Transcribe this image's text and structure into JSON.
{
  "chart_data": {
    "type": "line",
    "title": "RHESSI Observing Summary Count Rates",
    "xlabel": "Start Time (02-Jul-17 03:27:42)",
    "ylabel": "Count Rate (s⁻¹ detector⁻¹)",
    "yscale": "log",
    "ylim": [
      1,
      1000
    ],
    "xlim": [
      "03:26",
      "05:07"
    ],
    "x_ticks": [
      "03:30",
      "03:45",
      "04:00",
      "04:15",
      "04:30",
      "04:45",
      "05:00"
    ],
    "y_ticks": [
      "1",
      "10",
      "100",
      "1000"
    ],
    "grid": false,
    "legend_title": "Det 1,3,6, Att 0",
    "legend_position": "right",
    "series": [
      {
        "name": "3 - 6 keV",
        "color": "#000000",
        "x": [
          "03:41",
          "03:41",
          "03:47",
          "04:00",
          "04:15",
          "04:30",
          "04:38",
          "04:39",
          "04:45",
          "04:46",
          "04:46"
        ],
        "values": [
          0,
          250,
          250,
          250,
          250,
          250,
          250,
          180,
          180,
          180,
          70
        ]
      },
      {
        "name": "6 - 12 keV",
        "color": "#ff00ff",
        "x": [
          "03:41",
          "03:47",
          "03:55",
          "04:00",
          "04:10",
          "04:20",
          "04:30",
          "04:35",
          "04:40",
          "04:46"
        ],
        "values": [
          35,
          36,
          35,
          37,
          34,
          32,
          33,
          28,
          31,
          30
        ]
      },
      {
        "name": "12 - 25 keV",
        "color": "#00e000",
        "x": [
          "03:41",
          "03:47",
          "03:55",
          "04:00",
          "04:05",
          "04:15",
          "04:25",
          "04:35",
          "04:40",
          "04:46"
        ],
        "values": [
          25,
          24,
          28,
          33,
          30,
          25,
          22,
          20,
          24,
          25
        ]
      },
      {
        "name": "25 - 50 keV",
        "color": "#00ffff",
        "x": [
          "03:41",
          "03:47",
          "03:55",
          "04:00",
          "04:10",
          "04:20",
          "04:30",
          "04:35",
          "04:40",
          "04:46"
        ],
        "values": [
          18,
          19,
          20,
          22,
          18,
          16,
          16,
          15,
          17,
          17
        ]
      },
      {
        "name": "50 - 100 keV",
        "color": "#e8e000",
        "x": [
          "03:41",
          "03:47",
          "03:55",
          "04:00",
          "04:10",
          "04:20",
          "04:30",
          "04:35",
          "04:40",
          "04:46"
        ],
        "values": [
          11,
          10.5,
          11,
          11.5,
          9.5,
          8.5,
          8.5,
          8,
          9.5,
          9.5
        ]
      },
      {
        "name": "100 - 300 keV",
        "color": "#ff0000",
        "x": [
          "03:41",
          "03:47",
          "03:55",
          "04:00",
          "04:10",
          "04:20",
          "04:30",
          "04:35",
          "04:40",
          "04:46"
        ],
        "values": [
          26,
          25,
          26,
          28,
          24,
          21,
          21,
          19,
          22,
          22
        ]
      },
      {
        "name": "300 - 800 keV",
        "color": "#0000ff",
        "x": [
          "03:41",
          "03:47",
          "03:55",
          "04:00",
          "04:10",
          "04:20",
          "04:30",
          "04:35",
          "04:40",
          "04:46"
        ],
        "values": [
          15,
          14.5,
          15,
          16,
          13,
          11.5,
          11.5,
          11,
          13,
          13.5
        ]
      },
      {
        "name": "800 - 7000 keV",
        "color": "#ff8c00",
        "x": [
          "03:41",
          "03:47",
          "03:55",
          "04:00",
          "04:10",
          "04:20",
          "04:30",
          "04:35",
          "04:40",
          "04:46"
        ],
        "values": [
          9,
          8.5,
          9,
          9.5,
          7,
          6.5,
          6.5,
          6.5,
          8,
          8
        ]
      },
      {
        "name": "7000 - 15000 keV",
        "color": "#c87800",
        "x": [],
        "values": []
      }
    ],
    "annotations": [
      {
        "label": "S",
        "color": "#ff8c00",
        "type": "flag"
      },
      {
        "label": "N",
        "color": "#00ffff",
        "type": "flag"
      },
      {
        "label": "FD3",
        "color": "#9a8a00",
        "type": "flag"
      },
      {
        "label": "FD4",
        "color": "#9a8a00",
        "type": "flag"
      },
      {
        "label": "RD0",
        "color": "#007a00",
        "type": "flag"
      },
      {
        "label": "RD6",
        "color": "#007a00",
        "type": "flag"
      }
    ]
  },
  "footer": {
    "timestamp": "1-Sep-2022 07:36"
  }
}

* * * * *

Brief: Repeat the listing exactly, from its first line to its last.

Full solution:
Transcribe this image's text and structure into JSON.
{
  "chart_data": {
    "type": "line",
    "title": "RHESSI Observing Summary Count Rates",
    "xlabel": "Start Time (02-Jul-17 03:27:42)",
    "ylabel": "Count Rate (s⁻¹ detector⁻¹)",
    "yscale": "log",
    "ylim": [
      1,
      1000
    ],
    "xlim": [
      "03:26",
      "05:07"
    ],
    "x_ticks": [
      "03:30",
      "03:45",
      "04:00",
      "04:15",
      "04:30",
      "04:45",
      "05:00"
    ],
    "y_ticks": [
      "1",
      "10",
      "100",
      "1000"
    ],
    "grid": false,
    "legend_title": "Det 1,3,6, Att 0",
    "legend_position": "right",
    "series": [
      {
        "name": "3 - 6 keV",
        "color": "#000000",
        "x": [
          "03:41",
          "03:41",
          "03:47",
          "04:00",
          "04:15",
          "04:30",
          "04:38",
          "04:39",
          "04:45",
          "04:46",
          "04:46"
        ],
        "values": [
          0,
          250,
          250,
          250,
          250,
          250,
          250,
          180,
          180,
          180,
          70
        ]
      },
      {
        "name": "6 - 12 keV",
        "color": "#ff00ff",
        "x": [
          "03:41",
          "03:47",
          "03:55",
          "04:00",
          "04:10",
          "04:20",
          "04:30",
          "04:35",
          "04:40",
          "04:46"
        ],
        "values": [
          35,
          36,
          35,
          37,
          34,
          32,
          33,
          28,
          31,
          30
        ]
      },
      {
        "name": "12 - 25 keV",
        "color": "#00e000",
        "x": [
          "03:41",
          "03:47",
          "03:55",
          "04:00",
          "04:05",
          "04:15",
          "04:25",
          "04:35",
          "04:40",
          "04:46"
        ],
        "values": [
          25,
          24,
          28,
          33,
          30,
          25,
          22,
          20,
          24,
          25
        ]
      },
      {
        "name": "25 - 50 keV",
        "color": "#00ffff",
        "x": [
          "03:41",
          "03:47",
          "03:55",
          "04:00",
          "04:10",
          "04:20",
          "04:30",
          "04:35",
          "04:40",
          "04:46"
        ],
        "values": [
          18,
          19,
          20,
          22,
          18,
          16,
          16,
          15,
          17,
          17
        ]
      },
      {
        "name": "50 - 100 keV",
        "color": "#e8e000",
        "x": [
          "03:41",
          "03:47",
          "03:55",
          "04:00",
          "04:10",
          "04:20",
          "04:30",
          "04:35",
          "04:40",
          "04:46"
        ],
        "values": [
          11,
          10.5,
          11,
          11.5,
          9.5,
          8.5,
          8.5,
          8,
          9.5,
          9.5
        ]
      },
      {
        "name": "100 - 300 keV",
        "color": "#ff0000",
        "x": [
          "03:41",
          "03:47",
          "03:55",
          "04:00",
          "04:10",
          "04:20",
          "04:30",
          "04:35",
          "04:40",
          "04:46"
        ],
        "values": [
          26,
          25,
          26,
          28,
          24,
          21,
          21,
          19,
          22,
          22
        ]
      },
      {
        "name": "300 - 800 keV",
        "color": "#0000ff",
        "x": [
          "03:41",
          "03:47",
          "03:55",
          "04:00",
          "04:10",
          "04:20",
          "04:30",
          "04:35",
          "04:40",
          "04:46"
        ],
        "values": [
          15,
          14.5,
          15,
          16,
          13,
          11.5,
          11.5,
          11,
          13,
          13.5
        ]
      },
      {
        "name": "800 - 7000 keV",
        "color": "#ff8c00",
        "x": [
          "03:41",
          "03:47",
          "03:55",
          "04:00",
          "04:10",
          "04:20",
          "04:30",
          "04:35",
          "04:40",
          "04:46"
        ],
        "values": [
          9,
          8.5,
          9,
          9.5,
          7,
          6.5,
          6.5,
          6.5,
          8,
          8
        ]
      },
      {
        "name": "7000 - 15000 keV",
        "color": "#c87800",
        "x": [],
        "values": []
      }
    ],
    "annotations": [
      {
        "label": "S",
        "color": "#ff8c00",
        "type": "flag"
      },
      {
        "label": "N",
        "color": "#00ffff",
        "type": "flag"
      },
      {
        "label": "FD3",
        "color": "#9a8a00",
        "type": "flag"
      },
      {
        "label": "FD4",
        "color": "#9a8a00",
        "type": "flag"
      },
      {
        "label": "RD0",
        "color": "#007a00",
        "type": "flag"
      },
      {
        "label": "RD6",
        "color": "#007a00",
        "type": "flag"
      }
    ]
  },
  "footer": {
    "timestamp": "1-Sep-2022 07:36"
  }
}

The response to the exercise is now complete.